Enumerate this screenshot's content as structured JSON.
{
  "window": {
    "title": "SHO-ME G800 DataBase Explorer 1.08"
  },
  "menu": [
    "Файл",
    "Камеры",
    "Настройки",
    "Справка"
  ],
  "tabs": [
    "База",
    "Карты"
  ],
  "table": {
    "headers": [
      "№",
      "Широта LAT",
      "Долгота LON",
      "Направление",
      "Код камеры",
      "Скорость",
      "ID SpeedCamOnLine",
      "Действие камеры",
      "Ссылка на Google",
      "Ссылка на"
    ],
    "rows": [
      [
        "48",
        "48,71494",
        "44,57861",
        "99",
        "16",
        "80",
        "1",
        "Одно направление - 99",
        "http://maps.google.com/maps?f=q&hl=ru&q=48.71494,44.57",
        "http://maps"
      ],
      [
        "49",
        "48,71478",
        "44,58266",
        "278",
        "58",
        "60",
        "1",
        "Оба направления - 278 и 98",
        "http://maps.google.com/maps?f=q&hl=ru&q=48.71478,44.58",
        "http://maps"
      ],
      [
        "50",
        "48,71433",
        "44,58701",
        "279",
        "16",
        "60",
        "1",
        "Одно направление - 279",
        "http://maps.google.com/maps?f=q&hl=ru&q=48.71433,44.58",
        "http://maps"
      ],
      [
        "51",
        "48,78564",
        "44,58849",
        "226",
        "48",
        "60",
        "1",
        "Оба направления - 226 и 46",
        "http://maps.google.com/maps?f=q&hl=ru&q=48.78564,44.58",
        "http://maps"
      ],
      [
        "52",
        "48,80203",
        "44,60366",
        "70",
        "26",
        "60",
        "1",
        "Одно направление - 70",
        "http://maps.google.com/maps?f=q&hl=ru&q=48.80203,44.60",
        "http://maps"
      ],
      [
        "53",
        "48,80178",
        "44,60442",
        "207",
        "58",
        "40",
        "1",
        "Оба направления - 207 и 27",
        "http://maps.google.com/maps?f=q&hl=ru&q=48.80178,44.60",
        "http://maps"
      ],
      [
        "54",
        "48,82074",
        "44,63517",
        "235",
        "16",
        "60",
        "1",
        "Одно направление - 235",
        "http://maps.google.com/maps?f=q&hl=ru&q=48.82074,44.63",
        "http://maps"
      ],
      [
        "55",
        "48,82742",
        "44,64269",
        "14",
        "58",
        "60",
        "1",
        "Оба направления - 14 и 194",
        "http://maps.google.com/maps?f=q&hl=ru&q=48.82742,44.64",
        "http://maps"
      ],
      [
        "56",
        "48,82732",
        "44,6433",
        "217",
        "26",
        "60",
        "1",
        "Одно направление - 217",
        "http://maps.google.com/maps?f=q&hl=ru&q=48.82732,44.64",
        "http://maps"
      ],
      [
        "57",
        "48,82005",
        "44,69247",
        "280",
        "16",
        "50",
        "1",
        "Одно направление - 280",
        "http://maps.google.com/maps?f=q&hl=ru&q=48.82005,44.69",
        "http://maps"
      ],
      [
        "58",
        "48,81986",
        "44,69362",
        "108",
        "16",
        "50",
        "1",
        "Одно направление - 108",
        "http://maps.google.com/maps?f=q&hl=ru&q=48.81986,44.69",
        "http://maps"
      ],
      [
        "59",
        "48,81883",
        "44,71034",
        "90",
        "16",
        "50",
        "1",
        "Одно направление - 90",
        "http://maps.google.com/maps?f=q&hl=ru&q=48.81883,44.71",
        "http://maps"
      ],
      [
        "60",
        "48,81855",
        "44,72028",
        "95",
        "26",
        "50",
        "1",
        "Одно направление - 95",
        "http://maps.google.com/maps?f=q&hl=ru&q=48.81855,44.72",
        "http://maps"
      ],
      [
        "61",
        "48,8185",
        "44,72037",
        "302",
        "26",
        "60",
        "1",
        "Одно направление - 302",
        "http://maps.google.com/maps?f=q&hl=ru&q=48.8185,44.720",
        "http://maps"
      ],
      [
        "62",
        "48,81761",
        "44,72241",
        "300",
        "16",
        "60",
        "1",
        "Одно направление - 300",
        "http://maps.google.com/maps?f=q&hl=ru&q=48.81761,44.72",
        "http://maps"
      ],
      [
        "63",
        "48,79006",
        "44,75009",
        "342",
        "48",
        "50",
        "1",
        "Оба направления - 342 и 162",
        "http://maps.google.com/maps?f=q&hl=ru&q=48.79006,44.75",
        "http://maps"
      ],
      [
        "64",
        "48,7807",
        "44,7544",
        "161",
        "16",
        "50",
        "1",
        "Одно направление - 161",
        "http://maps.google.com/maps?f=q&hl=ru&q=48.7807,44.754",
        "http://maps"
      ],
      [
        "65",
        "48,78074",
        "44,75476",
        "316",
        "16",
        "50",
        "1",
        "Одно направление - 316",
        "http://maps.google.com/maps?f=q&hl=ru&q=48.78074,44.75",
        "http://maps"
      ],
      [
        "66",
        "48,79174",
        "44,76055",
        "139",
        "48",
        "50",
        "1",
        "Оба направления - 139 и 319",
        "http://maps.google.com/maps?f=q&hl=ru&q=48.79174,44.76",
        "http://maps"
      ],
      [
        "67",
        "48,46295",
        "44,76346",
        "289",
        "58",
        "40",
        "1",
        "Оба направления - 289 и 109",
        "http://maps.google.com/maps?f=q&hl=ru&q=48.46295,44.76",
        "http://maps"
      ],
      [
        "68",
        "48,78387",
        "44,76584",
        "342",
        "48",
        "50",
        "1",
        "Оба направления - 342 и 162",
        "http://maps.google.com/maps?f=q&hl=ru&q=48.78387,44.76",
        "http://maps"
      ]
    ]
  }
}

■ ■ ■ ■

**Objective**
Look through the entries above; copy every line holding the string "направления".

**Solution to the exercise**
        "Оба направления - 278 и 98",
        "Оба направления - 226 и 46",
        "Оба направления - 207 и 27",
        "Оба направления - 14 и 194",
        "Оба направления - 342 и 162",
        "Оба направления - 139 и 319",
        "Оба направления - 289 и 109",
        "Оба направления - 342 и 162",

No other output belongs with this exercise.